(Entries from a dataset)

============================================================

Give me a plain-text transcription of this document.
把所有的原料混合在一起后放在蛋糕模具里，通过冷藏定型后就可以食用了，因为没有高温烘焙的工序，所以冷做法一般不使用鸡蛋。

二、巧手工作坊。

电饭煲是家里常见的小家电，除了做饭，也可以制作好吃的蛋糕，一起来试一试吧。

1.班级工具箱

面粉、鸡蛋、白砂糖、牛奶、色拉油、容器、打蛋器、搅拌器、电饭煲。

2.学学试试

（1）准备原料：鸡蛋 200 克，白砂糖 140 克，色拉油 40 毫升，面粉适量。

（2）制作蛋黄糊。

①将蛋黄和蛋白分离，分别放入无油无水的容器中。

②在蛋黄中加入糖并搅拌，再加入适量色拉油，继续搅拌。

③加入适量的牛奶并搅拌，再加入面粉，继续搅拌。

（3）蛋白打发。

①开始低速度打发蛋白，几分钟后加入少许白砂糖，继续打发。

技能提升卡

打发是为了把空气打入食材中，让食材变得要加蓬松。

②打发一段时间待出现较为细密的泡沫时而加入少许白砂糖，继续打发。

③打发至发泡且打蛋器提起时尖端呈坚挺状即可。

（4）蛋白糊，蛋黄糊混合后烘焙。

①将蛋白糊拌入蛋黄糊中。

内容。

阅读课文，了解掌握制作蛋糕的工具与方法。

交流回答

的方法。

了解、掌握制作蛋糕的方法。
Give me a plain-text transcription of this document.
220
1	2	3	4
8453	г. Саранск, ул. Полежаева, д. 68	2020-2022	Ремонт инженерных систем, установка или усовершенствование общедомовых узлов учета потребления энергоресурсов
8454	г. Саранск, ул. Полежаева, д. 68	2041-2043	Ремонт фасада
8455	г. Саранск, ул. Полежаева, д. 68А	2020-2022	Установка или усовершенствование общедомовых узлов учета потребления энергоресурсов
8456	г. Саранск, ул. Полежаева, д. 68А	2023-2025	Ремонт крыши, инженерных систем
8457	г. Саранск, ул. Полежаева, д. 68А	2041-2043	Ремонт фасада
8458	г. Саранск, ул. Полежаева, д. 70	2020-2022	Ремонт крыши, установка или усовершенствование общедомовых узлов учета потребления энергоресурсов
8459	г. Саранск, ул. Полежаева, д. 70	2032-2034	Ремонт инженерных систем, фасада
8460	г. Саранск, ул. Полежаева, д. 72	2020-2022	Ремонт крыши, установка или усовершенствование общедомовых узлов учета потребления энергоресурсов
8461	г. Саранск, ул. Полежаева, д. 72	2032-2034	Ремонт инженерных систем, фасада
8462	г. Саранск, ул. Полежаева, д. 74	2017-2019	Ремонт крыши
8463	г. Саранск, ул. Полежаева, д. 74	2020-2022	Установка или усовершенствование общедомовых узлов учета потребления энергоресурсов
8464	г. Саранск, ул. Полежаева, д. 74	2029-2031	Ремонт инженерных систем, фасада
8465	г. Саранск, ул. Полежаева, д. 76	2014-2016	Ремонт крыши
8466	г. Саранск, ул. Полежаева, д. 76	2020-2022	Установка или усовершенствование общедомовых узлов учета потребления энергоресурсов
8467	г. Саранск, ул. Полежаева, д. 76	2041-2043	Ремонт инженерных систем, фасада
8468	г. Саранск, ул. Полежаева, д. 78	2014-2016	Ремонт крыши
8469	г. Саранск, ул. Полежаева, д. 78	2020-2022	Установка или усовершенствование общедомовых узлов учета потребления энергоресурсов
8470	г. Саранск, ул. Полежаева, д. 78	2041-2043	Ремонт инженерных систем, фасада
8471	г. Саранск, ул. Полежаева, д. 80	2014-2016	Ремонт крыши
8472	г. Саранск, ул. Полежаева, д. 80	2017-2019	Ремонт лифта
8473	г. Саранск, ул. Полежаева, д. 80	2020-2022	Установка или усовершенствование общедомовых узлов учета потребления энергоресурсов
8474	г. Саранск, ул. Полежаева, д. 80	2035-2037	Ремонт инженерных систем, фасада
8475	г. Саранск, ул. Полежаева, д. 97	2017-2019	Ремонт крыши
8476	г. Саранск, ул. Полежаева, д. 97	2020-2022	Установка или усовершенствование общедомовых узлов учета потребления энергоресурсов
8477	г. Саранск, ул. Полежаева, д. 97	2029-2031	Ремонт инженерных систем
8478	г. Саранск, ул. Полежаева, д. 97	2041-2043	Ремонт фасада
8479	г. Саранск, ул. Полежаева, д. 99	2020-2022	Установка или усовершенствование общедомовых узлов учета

============================================================

**Work to do**
Return the lines above exactly, keeping every word.

**Output for this exercise**
Give me a plain-text transcription of this document.
把所有的原料混合在一起后放在蛋糕模具里，通过冷藏定型后就可以食用了，因为没有高温烘焙的工序，所以冷做法一般不使用鸡蛋。

二、巧手工作坊。

电饭煲是家里常见的小家电，除了做饭，也可以制作好吃的蛋糕，一起来试一试吧。

1.班级工具箱

面粉、鸡蛋、白砂糖、牛奶、色拉油、容器、打蛋器、搅拌器、电饭煲。

2.学学试试

（1）准备原料：鸡蛋 200 克，白砂糖 140 克，色拉油 40 毫升，面粉适量。

（2）制作蛋黄糊。

①将蛋黄和蛋白分离，分别放入无油无水的容器中。

②在蛋黄中加入糖并搅拌，再加入适量色拉油，继续搅拌。

③加入适量的牛奶并搅拌，再加入面粉，继续搅拌。

（3）蛋白打发。

①开始低速度打发蛋白，几分钟后加入少许白砂糖，继续打发。

技能提升卡

打发是为了把空气打入食材中，让食材变得要加蓬松。

②打发一段时间待出现较为细密的泡沫时而加入少许白砂糖，继续打发。

③打发至发泡且打蛋器提起时尖端呈坚挺状即可。

（4）蛋白糊，蛋黄糊混合后烘焙。

①将蛋白糊拌入蛋黄糊中。

内容。

阅读课文，了解掌握制作蛋糕的工具与方法。

交流回答

的方法。

了解、掌握制作蛋糕的方法。
Give me a plain-text transcription of this document.
220
1	2	3	4
8453	г. Саранск, ул. Полежаева, д. 68	2020-2022	Ремонт инженерных систем, установка или усовершенствование общедомовых узлов учета потребления энергоресурсов
8454	г. Саранск, ул. Полежаева, д. 68	2041-2043	Ремонт фасада
8455	г. Саранск, ул. Полежаева, д. 68А	2020-2022	Установка или усовершенствование общедомовых узлов учета потребления энергоресурсов
8456	г. Саранск, ул. Полежаева, д. 68А	2023-2025	Ремонт крыши, инженерных систем
8457	г. Саранск, ул. Полежаева, д. 68А	2041-2043	Ремонт фасада
8458	г. Саранск, ул. Полежаева, д. 70	2020-2022	Ремонт крыши, установка или усовершенствование общедомовых узлов учета потребления энергоресурсов
8459	г. Саранск, ул. Полежаева, д. 70	2032-2034	Ремонт инженерных систем, фасада
8460	г. Саранск, ул. Полежаева, д. 72	2020-2022	Ремонт крыши, установка или усовершенствование общедомовых узлов учета потребления энергоресурсов
8461	г. Саранск, ул. Полежаева, д. 72	2032-2034	Ремонт инженерных систем, фасада
8462	г. Саранск, ул. Полежаева, д. 74	2017-2019	Ремонт крыши
8463	г. Саранск, ул. Полежаева, д. 74	2020-2022	Установка или усовершенствование общедомовых узлов учета потребления энергоресурсов
8464	г. Саранск, ул. Полежаева, д. 74	2029-2031	Ремонт инженерных систем, фасада
8465	г. Саранск, ул. Полежаева, д. 76	2014-2016	Ремонт крыши
8466	г. Саранск, ул. Полежаева, д. 76	2020-2022	Установка или усовершенствование общедомовых узлов учета потребления энергоресурсов
8467	г. Саранск, ул. Полежаева, д. 76	2041-2043	Ремонт инженерных систем, фасада
8468	г. Саранск, ул. Полежаева, д. 78	2014-2016	Ремонт крыши
8469	г. Саранск, ул. Полежаева, д. 78	2020-2022	Установка или усовершенствование общедомовых узлов учета потребления энергоресурсов
8470	г. Саранск, ул. Полежаева, д. 78	2041-2043	Ремонт инженерных систем, фасада
8471	г. Саранск, ул. Полежаева, д. 80	2014-2016	Ремонт крыши
8472	г. Саранск, ул. Полежаева, д. 80	2017-2019	Ремонт лифта
8473	г. Саранск, ул. Полежаева, д. 80	2020-2022	Установка или усовершенствование общедомовых узлов учета потребления энергоресурсов
8474	г. Саранск, ул. Полежаева, д. 80	2035-2037	Ремонт инженерных систем, фасада
8475	г. Саранск, ул. Полежаева, д. 97	2017-2019	Ремонт крыши
8476	г. Саранск, ул. Полежаева, д. 97	2020-2022	Установка или усовершенствование общедомовых узлов учета потребления энергоресурсов
8477	г. Саранск, ул. Полежаева, д. 97	2029-2031	Ремонт инженерных систем
8478	г. Саранск, ул. Полежаева, д. 97	2041-2043	Ремонт фасада
8479	г. Саранск, ул. Полежаева, д. 99	2020-2022	Установка или усовершенствование общедомовых узлов учета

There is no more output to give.